- _Challenge_: Copy out every line containing the word "text".

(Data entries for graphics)
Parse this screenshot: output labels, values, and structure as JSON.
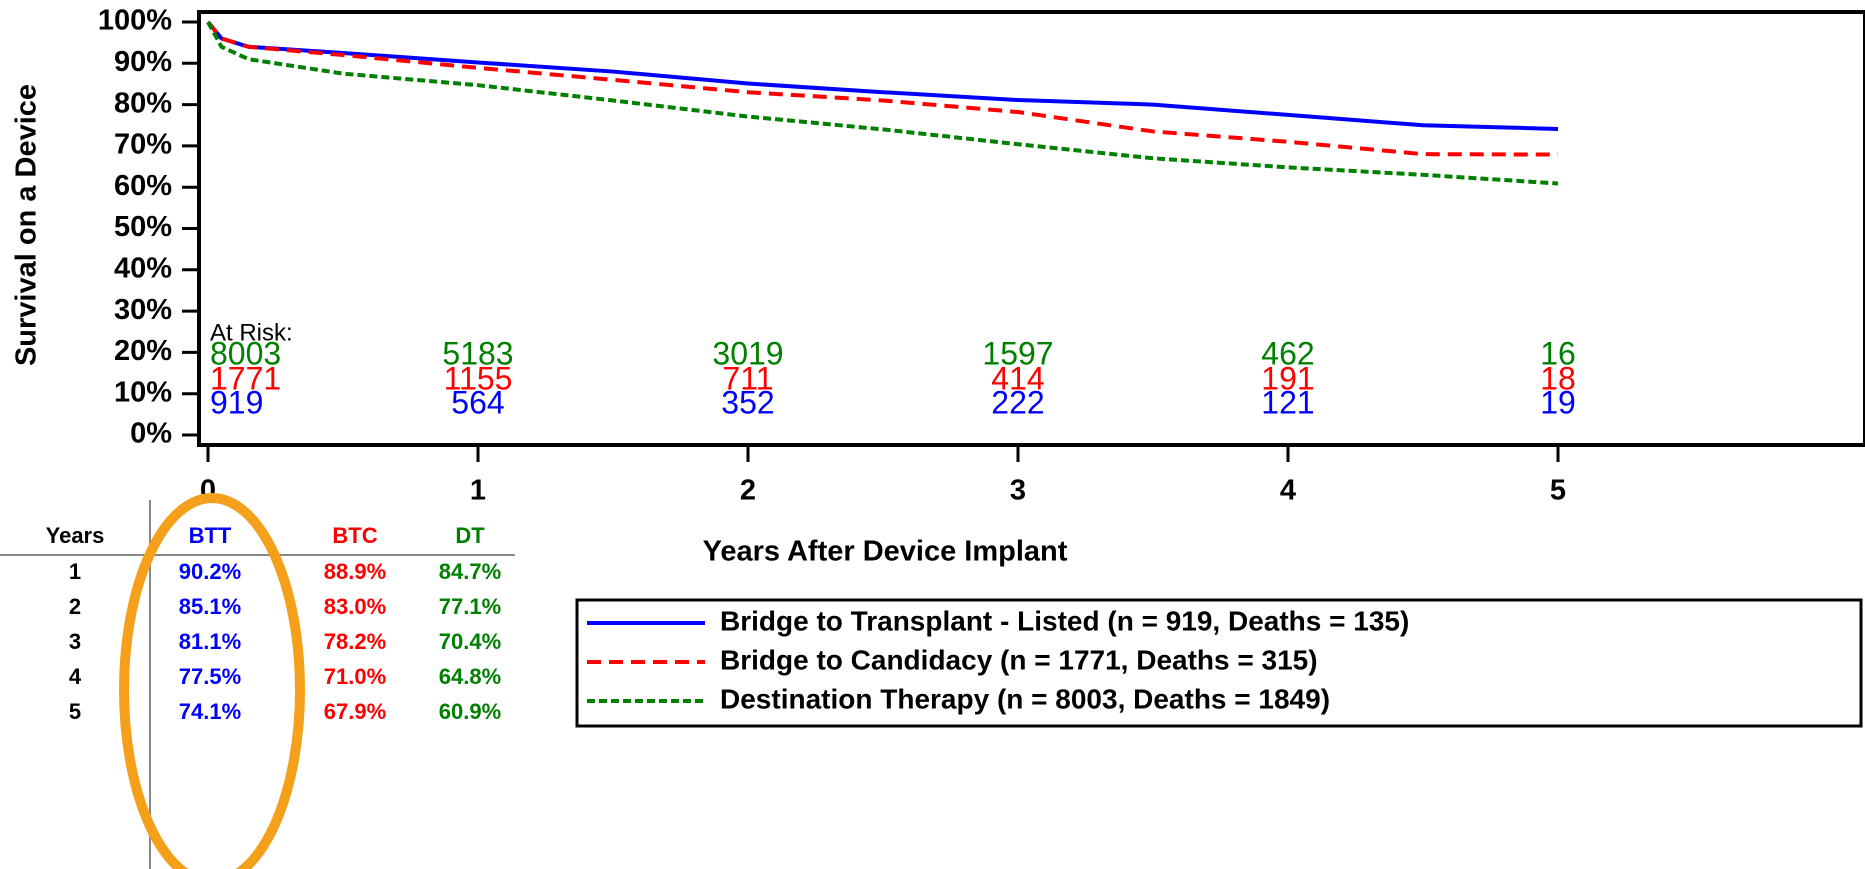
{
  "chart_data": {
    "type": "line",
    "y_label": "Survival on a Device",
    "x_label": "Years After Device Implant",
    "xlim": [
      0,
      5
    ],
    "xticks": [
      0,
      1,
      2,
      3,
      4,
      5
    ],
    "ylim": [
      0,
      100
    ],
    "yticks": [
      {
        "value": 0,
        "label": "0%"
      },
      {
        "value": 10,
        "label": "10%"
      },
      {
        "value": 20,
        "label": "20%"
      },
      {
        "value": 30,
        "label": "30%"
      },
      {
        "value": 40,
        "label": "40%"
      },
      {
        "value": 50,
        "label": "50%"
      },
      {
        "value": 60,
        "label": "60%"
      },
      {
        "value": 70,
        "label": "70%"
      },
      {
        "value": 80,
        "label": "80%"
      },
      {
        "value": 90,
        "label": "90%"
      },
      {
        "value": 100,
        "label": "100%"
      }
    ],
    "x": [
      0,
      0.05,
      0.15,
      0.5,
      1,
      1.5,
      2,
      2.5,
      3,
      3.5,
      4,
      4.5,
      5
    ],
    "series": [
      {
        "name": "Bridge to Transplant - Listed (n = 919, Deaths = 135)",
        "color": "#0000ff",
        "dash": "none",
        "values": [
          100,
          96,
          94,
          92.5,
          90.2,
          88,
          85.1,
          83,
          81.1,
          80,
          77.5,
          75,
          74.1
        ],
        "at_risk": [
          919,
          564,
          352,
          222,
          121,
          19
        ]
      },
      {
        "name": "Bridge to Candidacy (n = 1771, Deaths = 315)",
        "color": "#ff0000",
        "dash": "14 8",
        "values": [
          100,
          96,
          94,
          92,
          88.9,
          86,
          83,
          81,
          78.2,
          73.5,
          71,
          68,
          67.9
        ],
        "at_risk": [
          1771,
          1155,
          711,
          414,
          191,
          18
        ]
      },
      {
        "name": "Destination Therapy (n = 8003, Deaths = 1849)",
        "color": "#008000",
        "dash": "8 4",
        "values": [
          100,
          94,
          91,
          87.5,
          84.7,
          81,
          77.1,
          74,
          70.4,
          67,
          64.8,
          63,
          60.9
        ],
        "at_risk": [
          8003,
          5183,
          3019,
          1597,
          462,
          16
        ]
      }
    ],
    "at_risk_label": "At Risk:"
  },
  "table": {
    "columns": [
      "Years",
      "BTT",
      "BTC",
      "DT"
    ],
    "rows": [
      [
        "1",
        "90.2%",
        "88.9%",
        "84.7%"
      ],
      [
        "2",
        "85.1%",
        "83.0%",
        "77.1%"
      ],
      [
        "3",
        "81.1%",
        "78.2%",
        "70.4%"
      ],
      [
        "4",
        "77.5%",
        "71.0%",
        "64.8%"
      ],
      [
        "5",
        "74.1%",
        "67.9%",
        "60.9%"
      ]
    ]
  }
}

...

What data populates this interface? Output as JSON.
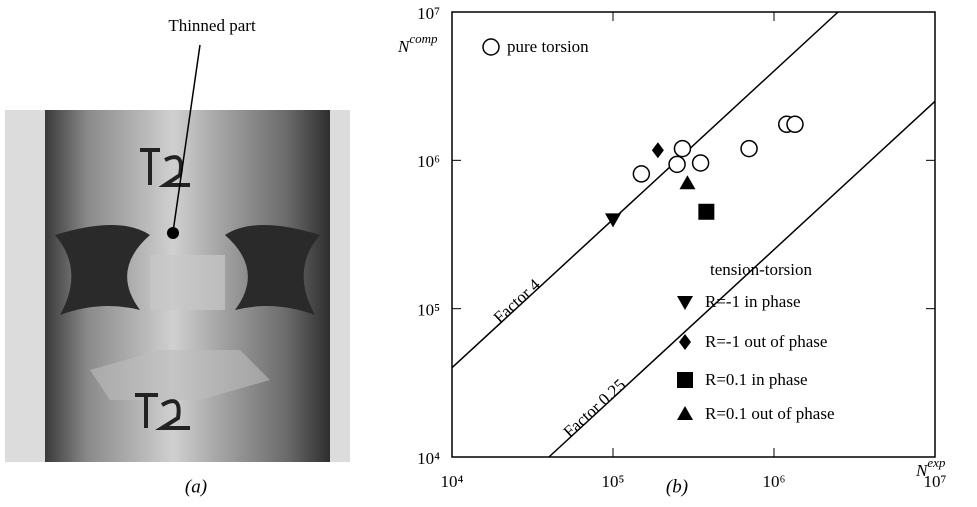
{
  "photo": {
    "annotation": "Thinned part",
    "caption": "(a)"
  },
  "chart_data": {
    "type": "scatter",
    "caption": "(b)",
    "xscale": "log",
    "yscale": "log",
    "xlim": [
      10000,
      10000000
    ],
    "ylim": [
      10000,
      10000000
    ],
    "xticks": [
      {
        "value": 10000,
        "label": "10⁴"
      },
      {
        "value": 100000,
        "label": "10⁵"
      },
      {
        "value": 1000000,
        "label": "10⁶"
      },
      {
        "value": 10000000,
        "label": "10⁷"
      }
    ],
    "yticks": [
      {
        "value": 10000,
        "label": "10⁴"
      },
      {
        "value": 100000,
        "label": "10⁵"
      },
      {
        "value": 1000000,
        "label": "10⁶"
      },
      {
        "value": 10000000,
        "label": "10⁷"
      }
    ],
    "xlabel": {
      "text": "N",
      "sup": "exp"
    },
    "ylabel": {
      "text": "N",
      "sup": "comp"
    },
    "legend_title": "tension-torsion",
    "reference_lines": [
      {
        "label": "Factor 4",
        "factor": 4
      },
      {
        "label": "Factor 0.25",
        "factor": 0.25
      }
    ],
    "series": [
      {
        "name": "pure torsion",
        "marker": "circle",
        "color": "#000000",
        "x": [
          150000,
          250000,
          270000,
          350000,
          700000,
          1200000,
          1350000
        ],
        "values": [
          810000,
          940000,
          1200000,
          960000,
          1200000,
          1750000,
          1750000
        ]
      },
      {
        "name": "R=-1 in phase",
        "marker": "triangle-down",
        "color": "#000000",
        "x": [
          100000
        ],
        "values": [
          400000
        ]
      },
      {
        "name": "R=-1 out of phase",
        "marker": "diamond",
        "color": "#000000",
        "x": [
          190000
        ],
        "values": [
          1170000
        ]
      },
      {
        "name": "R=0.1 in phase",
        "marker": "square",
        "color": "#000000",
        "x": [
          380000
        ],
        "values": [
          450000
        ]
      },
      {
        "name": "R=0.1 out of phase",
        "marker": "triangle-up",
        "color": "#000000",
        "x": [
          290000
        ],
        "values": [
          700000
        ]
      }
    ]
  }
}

---

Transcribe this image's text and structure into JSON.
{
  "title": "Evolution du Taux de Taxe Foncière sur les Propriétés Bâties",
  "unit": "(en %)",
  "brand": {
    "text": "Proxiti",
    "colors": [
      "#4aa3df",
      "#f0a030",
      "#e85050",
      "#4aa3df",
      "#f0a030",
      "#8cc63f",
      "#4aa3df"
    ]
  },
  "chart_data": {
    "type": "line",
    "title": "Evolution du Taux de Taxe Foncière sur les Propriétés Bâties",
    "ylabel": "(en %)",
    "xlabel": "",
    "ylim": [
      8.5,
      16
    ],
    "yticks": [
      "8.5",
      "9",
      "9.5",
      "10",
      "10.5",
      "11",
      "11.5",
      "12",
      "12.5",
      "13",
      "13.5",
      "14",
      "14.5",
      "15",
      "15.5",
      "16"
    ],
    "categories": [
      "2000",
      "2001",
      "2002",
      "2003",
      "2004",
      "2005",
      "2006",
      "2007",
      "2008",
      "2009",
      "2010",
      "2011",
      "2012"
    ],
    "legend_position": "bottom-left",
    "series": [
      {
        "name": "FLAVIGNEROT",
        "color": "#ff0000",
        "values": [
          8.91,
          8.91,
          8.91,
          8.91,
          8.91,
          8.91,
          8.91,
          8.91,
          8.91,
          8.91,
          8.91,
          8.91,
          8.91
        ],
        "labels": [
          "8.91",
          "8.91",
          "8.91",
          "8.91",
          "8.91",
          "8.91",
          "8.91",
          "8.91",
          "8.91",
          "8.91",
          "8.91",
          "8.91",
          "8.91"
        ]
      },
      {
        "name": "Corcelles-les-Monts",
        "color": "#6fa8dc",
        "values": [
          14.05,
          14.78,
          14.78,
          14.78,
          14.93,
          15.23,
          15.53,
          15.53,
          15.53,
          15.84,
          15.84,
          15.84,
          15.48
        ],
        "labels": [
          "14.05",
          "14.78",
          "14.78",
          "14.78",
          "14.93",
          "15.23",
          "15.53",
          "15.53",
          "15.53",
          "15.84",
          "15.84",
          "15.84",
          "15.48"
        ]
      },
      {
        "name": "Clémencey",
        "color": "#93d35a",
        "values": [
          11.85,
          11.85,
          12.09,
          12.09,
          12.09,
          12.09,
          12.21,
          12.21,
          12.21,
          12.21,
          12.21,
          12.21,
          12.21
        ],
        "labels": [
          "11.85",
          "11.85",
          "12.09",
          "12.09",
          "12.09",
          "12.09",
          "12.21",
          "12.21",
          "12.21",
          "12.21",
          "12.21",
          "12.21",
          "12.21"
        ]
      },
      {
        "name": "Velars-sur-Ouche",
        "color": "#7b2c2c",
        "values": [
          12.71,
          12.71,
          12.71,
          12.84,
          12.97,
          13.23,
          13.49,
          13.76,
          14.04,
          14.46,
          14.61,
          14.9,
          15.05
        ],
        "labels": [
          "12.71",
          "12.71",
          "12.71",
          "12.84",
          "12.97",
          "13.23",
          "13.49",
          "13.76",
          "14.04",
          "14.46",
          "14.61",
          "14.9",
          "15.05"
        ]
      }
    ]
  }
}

- _Full response_:
      "text": "N",
      "text": "N",
Transcribe this image's text and structure into JSON.
    "text": "Proxiti",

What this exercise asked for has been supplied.